**** Listing

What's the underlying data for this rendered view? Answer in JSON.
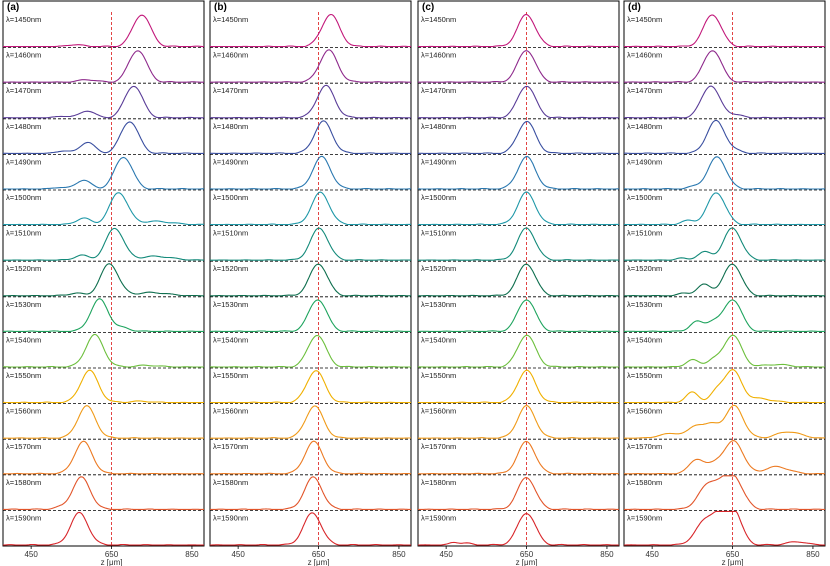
{
  "chart_data": {
    "type": "line",
    "xlabel": "z [μm]",
    "xlim": [
      380,
      880
    ],
    "xticks": [
      450,
      650,
      850
    ],
    "reference_line_z": 650,
    "wavelength_labels": [
      "λ=1450nm",
      "λ=1460nm",
      "λ=1470nm",
      "λ=1480nm",
      "λ=1490nm",
      "λ=1500nm",
      "λ=1510nm",
      "λ=1520nm",
      "λ=1530nm",
      "λ=1540nm",
      "λ=1550nm",
      "λ=1560nm",
      "λ=1570nm",
      "λ=1580nm",
      "λ=1590nm"
    ],
    "colors": [
      "#c2187a",
      "#8e2a8c",
      "#5a3d98",
      "#3a4fa0",
      "#2a78b0",
      "#1f98a8",
      "#138a7a",
      "#0e6e4e",
      "#1ea45e",
      "#6cbf3c",
      "#f0b000",
      "#f09a18",
      "#ec7a22",
      "#e2552a",
      "#d8262a"
    ],
    "panels": [
      {
        "label": "(a)",
        "peaks_z": [
          725,
          715,
          705,
          695,
          680,
          668,
          658,
          645,
          620,
          608,
          595,
          588,
          580,
          575,
          570
        ],
        "side_peaks": [
          [
            [
              560,
              0.06,
              20
            ]
          ],
          [
            [
              590,
              0.08,
              22
            ]
          ],
          [
            [
              590,
              0.22,
              18
            ],
            [
              530,
              0.05,
              18
            ]
          ],
          [
            [
              590,
              0.35,
              18
            ],
            [
              530,
              0.08,
              16
            ]
          ],
          [
            [
              580,
              0.28,
              18
            ],
            [
              520,
              0.05,
              16
            ]
          ],
          [
            [
              580,
              0.2,
              18
            ],
            [
              760,
              0.1,
              40
            ]
          ],
          [
            [
              575,
              0.15,
              18
            ],
            [
              760,
              0.12,
              40
            ]
          ],
          [
            [
              560,
              0.08,
              18
            ],
            [
              750,
              0.1,
              40
            ]
          ],
          [
            [
              680,
              0.1,
              18
            ]
          ],
          [
            [
              740,
              0.05,
              30
            ]
          ],
          [
            [
              720,
              0.04,
              30
            ]
          ],
          [],
          [],
          [
            [
              520,
              0.05,
              20
            ]
          ],
          []
        ]
      },
      {
        "label": "(b)",
        "peaks_z": [
          680,
          675,
          668,
          662,
          658,
          655,
          652,
          650,
          648,
          646,
          643,
          640,
          638,
          637,
          635
        ],
        "side_peaks": [
          [],
          [],
          [],
          [],
          [],
          [],
          [],
          [],
          [],
          [],
          [],
          [],
          [],
          [],
          []
        ]
      },
      {
        "label": "(c)",
        "peaks_z": [
          650,
          650,
          650,
          650,
          650,
          650,
          650,
          650,
          650,
          650,
          650,
          650,
          650,
          650,
          650
        ],
        "side_peaks": [
          [],
          [],
          [],
          [],
          [],
          [],
          [],
          [],
          [],
          [],
          [],
          [],
          [],
          [],
          [
            [
              470,
              0.08,
              12
            ],
            [
              500,
              0.06,
              12
            ]
          ]
        ]
      },
      {
        "label": "(d)",
        "peaks_z": [
          600,
          600,
          595,
          608,
          612,
          610,
          650,
          650,
          650,
          650,
          650,
          655,
          655,
          650,
          650
        ],
        "side_peaks": [
          [],
          [],
          [
            [
              650,
              0.1,
              22
            ]
          ],
          [
            [
              650,
              0.08,
              22
            ]
          ],
          [
            [
              560,
              0.08,
              18
            ]
          ],
          [
            [
              540,
              0.12,
              18
            ]
          ],
          [
            [
              580,
              0.25,
              18
            ],
            [
              520,
              0.06,
              14
            ]
          ],
          [
            [
              580,
              0.35,
              18
            ],
            [
              530,
              0.08,
              14
            ]
          ],
          [
            [
              560,
              0.3,
              16
            ],
            [
              600,
              0.28,
              16
            ]
          ],
          [
            [
              550,
              0.22,
              16
            ],
            [
              600,
              0.2,
              16
            ],
            [
              760,
              0.08,
              30
            ]
          ],
          [
            [
              550,
              0.32,
              16
            ],
            [
              610,
              0.28,
              16
            ],
            [
              720,
              0.12,
              30
            ]
          ],
          [
            [
              560,
              0.35,
              18
            ],
            [
              600,
              0.4,
              20
            ],
            [
              790,
              0.2,
              30
            ],
            [
              500,
              0.15,
              30
            ]
          ],
          [
            [
              560,
              0.45,
              18
            ],
            [
              610,
              0.35,
              20
            ],
            [
              760,
              0.22,
              30
            ]
          ],
          [
            [
              580,
              0.5,
              22
            ],
            [
              610,
              0.55,
              22
            ],
            [
              680,
              0.1,
              20
            ]
          ],
          [
            [
              580,
              0.65,
              24
            ],
            [
              620,
              0.65,
              24
            ],
            [
              810,
              0.1,
              25
            ]
          ]
        ]
      }
    ]
  }
}
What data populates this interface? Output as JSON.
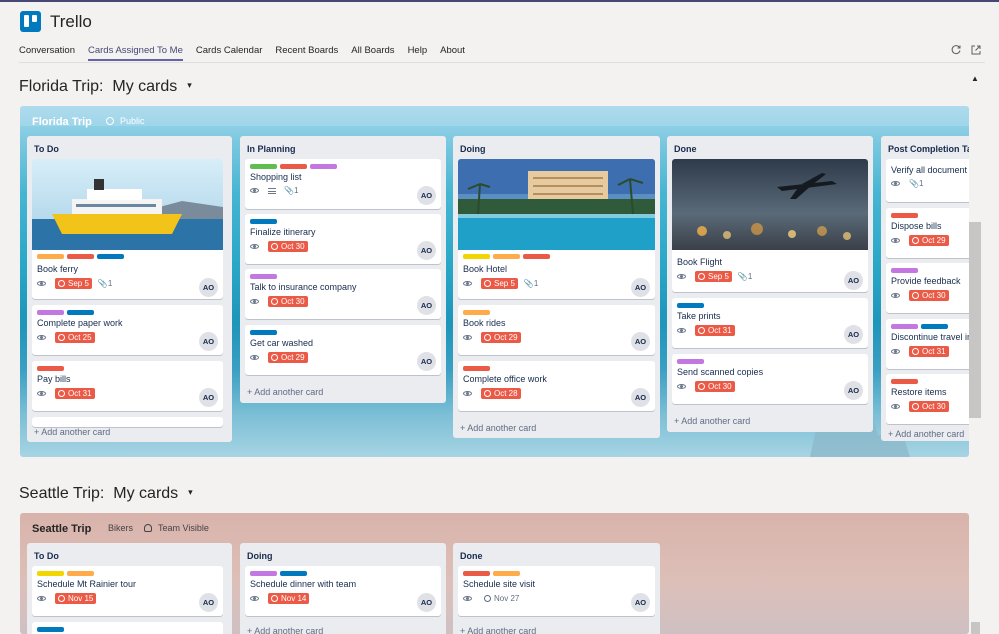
{
  "app": {
    "title": "Trello"
  },
  "nav": [
    "Conversation",
    "Cards Assigned To Me",
    "Cards Calendar",
    "Recent Boards",
    "All Boards",
    "Help",
    "About"
  ],
  "icons": {
    "refresh": "refresh-icon",
    "popout": "popout-icon"
  },
  "sections": [
    {
      "prefix": "Florida Trip:",
      "view": "My cards",
      "board_name": "Florida Trip",
      "visibility": "Public"
    },
    {
      "prefix": "Seattle Trip:",
      "view": "My cards",
      "board_name": "Seattle Trip",
      "team": "Bikers",
      "visibility": "Team Visible"
    }
  ],
  "common": {
    "add_card": "+ Add another card",
    "avatar": "AO",
    "sort_caret": "▾"
  },
  "colors": {
    "green": "#61bd4f",
    "yellow": "#f2d600",
    "orange": "#ffab4a",
    "red": "#eb5a46",
    "purple": "#c377e0",
    "blue": "#0079bf",
    "due": "#eb5a46"
  },
  "florida_lists": [
    {
      "title": "To Do",
      "cards": [
        {
          "labels": [
            "orange",
            "red",
            "blue"
          ],
          "title": "Book ferry",
          "due": "Sep 5",
          "attachments": "1",
          "image": "ferry"
        },
        {
          "labels": [
            "purple",
            "blue"
          ],
          "title": "Complete paper work",
          "due": "Oct 25"
        },
        {
          "labels": [
            "red"
          ],
          "title": "Pay bills",
          "due": "Oct 31"
        }
      ]
    },
    {
      "title": "In Planning",
      "cards": [
        {
          "labels": [
            "green",
            "red",
            "purple"
          ],
          "title": "Shopping list",
          "attachments": "1",
          "description": true
        },
        {
          "labels": [
            "blue"
          ],
          "title": "Finalize itinerary",
          "due": "Oct 30"
        },
        {
          "labels": [
            "purple"
          ],
          "title": "Talk to insurance company",
          "due": "Oct 30"
        },
        {
          "labels": [
            "blue"
          ],
          "title": "Get car washed",
          "due": "Oct 29"
        }
      ]
    },
    {
      "title": "Doing",
      "cards": [
        {
          "labels": [
            "yellow",
            "orange",
            "red"
          ],
          "title": "Book Hotel",
          "due": "Sep 5",
          "attachments": "1",
          "image": "hotel"
        },
        {
          "labels": [
            "orange"
          ],
          "title": "Book rides",
          "due": "Oct 29"
        },
        {
          "labels": [
            "red"
          ],
          "title": "Complete office work",
          "due": "Oct 28"
        }
      ]
    },
    {
      "title": "Done",
      "cards": [
        {
          "labels": [],
          "title": "Book Flight",
          "due": "Sep 5",
          "attachments": "1",
          "image": "plane"
        },
        {
          "labels": [
            "blue"
          ],
          "title": "Take prints",
          "due": "Oct 31"
        },
        {
          "labels": [
            "purple"
          ],
          "title": "Send scanned copies",
          "due": "Oct 30"
        }
      ]
    },
    {
      "title": "Post Completion Ta",
      "cards": [
        {
          "labels": [],
          "title": "Verify all document",
          "attachments": "1"
        },
        {
          "labels": [
            "red"
          ],
          "title": "Dispose bills",
          "due": "Oct 29"
        },
        {
          "labels": [
            "purple"
          ],
          "title": "Provide feedback",
          "due": "Oct 30"
        },
        {
          "labels": [
            "purple",
            "blue"
          ],
          "title": "Discontinue travel in",
          "due": "Oct 31"
        },
        {
          "labels": [
            "red"
          ],
          "title": "Restore items",
          "due": "Oct 30"
        }
      ]
    }
  ],
  "seattle_lists": [
    {
      "title": "To Do",
      "cards": [
        {
          "labels": [
            "yellow",
            "orange"
          ],
          "title": "Schedule Mt Rainier tour",
          "due": "Nov 15"
        },
        {
          "labels": [
            "blue"
          ]
        }
      ]
    },
    {
      "title": "Doing",
      "cards": [
        {
          "labels": [
            "purple",
            "blue"
          ],
          "title": "Schedule dinner with team",
          "due": "Nov 14"
        }
      ]
    },
    {
      "title": "Done",
      "cards": [
        {
          "labels": [
            "red",
            "orange"
          ],
          "title": "Schedule site visit",
          "due": "Nov 27",
          "due_plain": true
        }
      ]
    }
  ]
}
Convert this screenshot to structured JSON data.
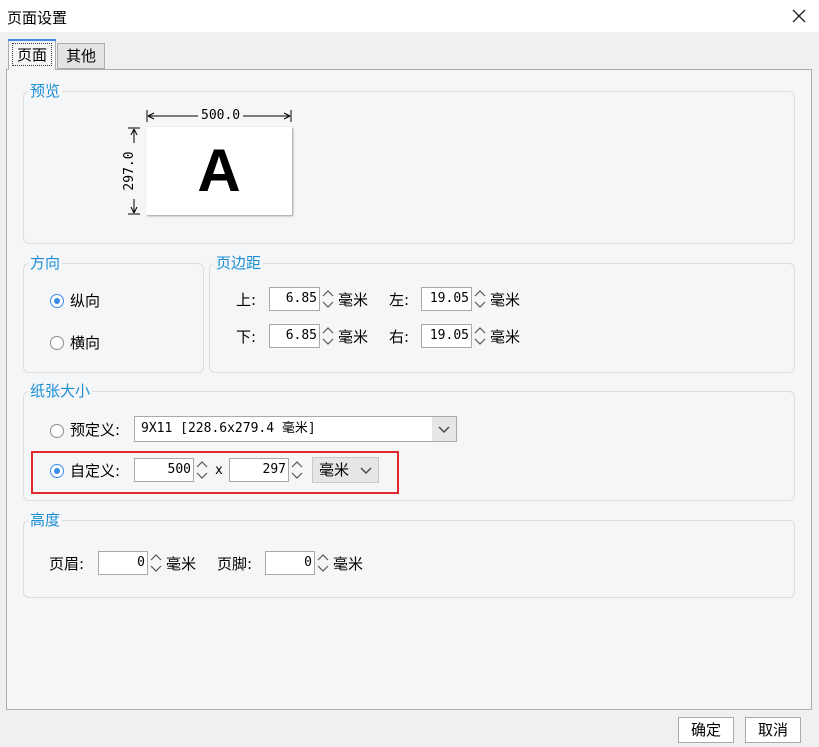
{
  "window": {
    "title": "页面设置"
  },
  "tabs": [
    {
      "label": "页面",
      "active": true
    },
    {
      "label": "其他",
      "active": false
    }
  ],
  "preview": {
    "group_label": "预览",
    "width_text": "500.0",
    "height_text": "297.0",
    "sample_letter": "A"
  },
  "orientation": {
    "group_label": "方向",
    "options": [
      {
        "label": "纵向",
        "selected": true
      },
      {
        "label": "横向",
        "selected": false
      }
    ]
  },
  "margins": {
    "group_label": "页边距",
    "top": {
      "label": "上:",
      "value": "6.85",
      "unit": "毫米"
    },
    "left": {
      "label": "左:",
      "value": "19.05",
      "unit": "毫米"
    },
    "bottom": {
      "label": "下:",
      "value": "6.85",
      "unit": "毫米"
    },
    "right": {
      "label": "右:",
      "value": "19.05",
      "unit": "毫米"
    }
  },
  "paper": {
    "group_label": "纸张大小",
    "predefined": {
      "label": "预定义:",
      "selected": false,
      "value": "9X11 [228.6x279.4 毫米]"
    },
    "custom": {
      "label": "自定义:",
      "selected": true,
      "width": "500",
      "times": "x",
      "height": "297",
      "unit": "毫米"
    }
  },
  "height": {
    "group_label": "高度",
    "header": {
      "label": "页眉:",
      "value": "0",
      "unit": "毫米"
    },
    "footer": {
      "label": "页脚:",
      "value": "0",
      "unit": "毫米"
    }
  },
  "buttons": {
    "ok": "确定",
    "cancel": "取消"
  },
  "colors": {
    "accent": "#1a8fd6",
    "radio": "#3c8be6",
    "highlight": "#e0282e"
  }
}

********

**What the exercise asks:** From the entries above, pull out each line that includes "Complete".

**Task response:**
          "title": "Complete paper work",
          "title": "Complete office work",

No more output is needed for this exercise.